- [GOAL] Check each line of the records below and collect those holding "Accumulate".

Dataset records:
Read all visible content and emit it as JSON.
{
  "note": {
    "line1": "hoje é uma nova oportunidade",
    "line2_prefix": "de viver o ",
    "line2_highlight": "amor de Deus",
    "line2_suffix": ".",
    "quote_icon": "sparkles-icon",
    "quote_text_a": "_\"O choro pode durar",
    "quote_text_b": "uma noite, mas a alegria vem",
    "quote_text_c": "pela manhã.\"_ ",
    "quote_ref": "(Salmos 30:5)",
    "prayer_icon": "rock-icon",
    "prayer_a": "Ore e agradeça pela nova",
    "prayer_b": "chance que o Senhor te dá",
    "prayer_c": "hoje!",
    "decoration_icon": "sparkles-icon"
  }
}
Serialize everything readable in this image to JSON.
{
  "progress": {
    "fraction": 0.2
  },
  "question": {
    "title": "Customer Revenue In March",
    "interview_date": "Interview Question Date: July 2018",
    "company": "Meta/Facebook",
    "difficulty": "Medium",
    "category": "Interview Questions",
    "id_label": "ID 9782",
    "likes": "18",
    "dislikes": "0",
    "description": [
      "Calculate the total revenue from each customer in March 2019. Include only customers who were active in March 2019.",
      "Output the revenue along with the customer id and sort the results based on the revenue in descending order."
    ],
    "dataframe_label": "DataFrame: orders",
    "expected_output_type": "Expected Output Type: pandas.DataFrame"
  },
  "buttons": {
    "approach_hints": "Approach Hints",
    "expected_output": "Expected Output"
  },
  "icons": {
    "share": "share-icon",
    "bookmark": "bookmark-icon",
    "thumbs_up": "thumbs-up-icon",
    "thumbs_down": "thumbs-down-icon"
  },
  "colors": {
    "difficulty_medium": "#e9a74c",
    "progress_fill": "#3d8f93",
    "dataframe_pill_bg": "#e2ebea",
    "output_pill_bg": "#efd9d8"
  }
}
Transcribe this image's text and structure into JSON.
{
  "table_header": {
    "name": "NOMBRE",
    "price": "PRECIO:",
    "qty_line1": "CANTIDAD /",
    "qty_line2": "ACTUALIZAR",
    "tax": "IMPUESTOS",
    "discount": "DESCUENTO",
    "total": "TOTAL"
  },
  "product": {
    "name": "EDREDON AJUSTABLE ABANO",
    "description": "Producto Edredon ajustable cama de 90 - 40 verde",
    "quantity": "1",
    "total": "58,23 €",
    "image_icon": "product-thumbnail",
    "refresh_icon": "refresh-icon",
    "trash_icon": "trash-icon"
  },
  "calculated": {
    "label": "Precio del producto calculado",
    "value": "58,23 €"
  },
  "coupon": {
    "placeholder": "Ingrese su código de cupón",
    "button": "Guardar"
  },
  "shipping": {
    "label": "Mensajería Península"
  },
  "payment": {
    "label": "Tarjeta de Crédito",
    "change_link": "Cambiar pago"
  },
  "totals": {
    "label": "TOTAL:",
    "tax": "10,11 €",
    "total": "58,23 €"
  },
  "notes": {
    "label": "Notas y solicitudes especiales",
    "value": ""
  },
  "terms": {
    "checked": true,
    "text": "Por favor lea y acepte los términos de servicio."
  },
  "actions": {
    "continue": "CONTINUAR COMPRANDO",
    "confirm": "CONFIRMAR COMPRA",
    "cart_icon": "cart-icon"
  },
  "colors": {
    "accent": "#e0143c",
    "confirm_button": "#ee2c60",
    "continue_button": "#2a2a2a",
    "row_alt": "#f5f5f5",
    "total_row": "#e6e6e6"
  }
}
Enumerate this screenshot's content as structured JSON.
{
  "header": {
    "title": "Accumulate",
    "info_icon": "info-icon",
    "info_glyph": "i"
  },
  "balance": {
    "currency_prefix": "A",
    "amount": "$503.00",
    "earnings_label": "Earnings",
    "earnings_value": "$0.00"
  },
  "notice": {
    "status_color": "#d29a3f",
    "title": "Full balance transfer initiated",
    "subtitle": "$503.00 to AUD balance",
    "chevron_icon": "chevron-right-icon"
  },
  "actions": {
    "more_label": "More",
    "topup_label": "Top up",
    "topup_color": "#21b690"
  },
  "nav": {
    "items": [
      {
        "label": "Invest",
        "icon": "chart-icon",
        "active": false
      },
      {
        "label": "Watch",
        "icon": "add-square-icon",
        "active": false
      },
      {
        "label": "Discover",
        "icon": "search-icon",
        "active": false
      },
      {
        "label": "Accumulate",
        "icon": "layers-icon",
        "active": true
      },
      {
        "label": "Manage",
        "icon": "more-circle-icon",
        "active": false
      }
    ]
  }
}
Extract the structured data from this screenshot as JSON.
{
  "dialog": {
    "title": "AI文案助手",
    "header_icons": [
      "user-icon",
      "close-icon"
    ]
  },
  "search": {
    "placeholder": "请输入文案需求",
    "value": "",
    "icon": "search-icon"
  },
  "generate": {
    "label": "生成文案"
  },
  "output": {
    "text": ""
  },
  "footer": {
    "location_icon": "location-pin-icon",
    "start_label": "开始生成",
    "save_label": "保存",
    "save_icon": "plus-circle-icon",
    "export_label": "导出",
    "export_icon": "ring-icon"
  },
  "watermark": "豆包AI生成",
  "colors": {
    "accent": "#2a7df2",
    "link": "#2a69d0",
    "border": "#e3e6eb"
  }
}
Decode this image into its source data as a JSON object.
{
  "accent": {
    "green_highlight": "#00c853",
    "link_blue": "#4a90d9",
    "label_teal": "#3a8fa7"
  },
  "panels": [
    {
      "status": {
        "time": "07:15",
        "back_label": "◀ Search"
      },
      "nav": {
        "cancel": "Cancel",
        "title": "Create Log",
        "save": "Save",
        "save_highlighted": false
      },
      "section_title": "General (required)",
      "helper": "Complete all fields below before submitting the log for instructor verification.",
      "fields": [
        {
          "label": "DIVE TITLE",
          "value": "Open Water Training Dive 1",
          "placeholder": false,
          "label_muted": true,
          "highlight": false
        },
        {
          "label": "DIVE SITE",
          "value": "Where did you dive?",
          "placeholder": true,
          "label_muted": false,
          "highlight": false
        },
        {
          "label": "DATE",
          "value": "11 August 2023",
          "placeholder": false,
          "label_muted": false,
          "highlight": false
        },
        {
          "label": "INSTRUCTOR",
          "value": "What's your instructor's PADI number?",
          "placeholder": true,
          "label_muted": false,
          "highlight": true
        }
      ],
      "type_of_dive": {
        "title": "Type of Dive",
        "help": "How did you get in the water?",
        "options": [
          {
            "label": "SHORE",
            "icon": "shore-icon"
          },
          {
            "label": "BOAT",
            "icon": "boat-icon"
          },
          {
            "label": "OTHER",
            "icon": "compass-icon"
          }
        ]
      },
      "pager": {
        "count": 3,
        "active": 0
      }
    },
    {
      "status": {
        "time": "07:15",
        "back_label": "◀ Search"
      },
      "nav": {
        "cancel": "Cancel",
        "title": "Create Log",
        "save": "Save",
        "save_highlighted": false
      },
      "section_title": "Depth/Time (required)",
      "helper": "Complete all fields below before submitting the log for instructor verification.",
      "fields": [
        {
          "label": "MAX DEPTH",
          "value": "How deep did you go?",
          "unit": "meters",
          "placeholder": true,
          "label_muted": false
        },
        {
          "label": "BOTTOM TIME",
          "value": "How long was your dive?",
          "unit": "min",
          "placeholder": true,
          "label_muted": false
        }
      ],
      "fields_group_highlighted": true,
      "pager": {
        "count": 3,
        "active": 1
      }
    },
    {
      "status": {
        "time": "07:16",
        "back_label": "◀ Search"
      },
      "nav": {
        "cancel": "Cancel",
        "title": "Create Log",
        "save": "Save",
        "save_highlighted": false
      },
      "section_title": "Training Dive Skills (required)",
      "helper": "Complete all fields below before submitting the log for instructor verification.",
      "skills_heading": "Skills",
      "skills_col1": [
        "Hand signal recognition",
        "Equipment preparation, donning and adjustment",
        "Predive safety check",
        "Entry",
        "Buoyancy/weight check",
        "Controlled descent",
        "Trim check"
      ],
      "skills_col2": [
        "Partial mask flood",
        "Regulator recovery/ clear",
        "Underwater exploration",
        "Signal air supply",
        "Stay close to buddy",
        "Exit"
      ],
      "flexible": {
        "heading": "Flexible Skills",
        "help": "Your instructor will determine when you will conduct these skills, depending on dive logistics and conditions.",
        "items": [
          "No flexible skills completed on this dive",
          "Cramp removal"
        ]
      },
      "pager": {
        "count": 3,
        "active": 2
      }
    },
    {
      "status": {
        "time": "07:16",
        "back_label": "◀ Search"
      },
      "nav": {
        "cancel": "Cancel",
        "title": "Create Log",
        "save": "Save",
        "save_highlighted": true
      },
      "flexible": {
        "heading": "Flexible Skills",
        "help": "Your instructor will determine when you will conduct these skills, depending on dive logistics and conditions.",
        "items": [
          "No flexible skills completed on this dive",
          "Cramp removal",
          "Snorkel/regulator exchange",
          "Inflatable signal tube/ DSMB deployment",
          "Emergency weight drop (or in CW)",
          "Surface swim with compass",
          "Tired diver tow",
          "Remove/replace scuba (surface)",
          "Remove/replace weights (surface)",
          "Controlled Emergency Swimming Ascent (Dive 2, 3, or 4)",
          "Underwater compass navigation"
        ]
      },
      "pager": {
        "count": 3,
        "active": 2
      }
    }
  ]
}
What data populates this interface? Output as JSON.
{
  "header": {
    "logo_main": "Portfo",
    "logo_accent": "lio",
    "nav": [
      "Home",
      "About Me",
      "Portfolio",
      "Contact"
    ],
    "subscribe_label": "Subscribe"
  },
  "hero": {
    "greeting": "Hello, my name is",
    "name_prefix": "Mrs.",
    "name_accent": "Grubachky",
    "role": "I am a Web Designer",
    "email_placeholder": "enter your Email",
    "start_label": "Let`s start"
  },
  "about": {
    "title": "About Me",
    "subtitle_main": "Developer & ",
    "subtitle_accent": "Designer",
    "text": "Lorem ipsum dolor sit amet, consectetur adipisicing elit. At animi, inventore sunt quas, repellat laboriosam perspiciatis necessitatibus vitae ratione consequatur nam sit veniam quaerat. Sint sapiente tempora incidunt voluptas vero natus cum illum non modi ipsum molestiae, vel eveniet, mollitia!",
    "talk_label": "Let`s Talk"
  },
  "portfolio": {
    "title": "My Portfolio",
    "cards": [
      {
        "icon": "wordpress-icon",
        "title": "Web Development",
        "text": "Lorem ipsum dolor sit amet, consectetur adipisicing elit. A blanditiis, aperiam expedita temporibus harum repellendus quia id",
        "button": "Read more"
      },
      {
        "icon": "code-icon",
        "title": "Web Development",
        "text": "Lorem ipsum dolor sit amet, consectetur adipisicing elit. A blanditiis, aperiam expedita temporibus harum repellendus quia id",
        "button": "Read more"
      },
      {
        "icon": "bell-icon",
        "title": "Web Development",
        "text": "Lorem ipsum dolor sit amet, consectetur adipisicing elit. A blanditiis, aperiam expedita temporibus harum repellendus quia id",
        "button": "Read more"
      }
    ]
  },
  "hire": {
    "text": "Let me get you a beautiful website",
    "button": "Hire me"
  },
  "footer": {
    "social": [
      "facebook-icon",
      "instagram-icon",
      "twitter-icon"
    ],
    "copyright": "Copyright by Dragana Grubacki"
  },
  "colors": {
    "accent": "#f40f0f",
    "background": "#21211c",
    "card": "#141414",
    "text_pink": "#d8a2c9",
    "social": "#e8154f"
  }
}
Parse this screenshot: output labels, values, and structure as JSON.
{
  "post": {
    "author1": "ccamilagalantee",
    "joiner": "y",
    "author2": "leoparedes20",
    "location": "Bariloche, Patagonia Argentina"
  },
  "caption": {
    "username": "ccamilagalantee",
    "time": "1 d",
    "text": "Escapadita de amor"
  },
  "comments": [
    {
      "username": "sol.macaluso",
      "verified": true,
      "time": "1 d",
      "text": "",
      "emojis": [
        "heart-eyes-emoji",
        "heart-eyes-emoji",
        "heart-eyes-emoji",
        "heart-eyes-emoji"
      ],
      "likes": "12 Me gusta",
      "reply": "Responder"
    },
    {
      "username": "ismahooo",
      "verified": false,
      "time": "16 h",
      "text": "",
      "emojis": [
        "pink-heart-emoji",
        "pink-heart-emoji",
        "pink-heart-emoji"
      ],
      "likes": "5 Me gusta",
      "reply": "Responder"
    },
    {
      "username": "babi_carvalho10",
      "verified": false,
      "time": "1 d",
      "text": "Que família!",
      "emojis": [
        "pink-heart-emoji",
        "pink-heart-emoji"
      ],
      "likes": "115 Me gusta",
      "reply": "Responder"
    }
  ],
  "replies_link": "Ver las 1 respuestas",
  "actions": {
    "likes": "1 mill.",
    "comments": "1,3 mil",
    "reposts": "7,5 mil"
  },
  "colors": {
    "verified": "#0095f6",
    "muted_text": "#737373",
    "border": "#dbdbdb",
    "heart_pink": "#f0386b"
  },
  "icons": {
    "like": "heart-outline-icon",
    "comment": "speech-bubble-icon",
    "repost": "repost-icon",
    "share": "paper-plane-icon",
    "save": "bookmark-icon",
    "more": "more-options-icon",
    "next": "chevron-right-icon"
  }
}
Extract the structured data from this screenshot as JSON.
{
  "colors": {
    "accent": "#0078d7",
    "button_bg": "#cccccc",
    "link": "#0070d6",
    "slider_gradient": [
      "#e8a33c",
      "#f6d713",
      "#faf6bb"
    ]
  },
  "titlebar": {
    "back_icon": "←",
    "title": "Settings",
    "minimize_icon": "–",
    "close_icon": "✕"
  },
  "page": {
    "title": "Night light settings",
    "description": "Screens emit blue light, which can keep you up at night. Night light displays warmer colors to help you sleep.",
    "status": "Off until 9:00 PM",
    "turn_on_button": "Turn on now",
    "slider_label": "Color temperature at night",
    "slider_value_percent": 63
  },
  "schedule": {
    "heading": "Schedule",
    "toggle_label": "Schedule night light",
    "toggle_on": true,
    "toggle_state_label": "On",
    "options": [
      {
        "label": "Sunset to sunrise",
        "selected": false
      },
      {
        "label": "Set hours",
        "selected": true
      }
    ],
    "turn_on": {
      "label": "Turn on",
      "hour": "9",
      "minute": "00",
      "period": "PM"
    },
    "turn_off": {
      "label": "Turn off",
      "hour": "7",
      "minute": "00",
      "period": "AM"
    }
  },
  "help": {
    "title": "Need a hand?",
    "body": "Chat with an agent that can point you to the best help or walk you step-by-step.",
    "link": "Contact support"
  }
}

- [TASK RESPONSE]
    "title": "Accumulate",
        "label": "Accumulate",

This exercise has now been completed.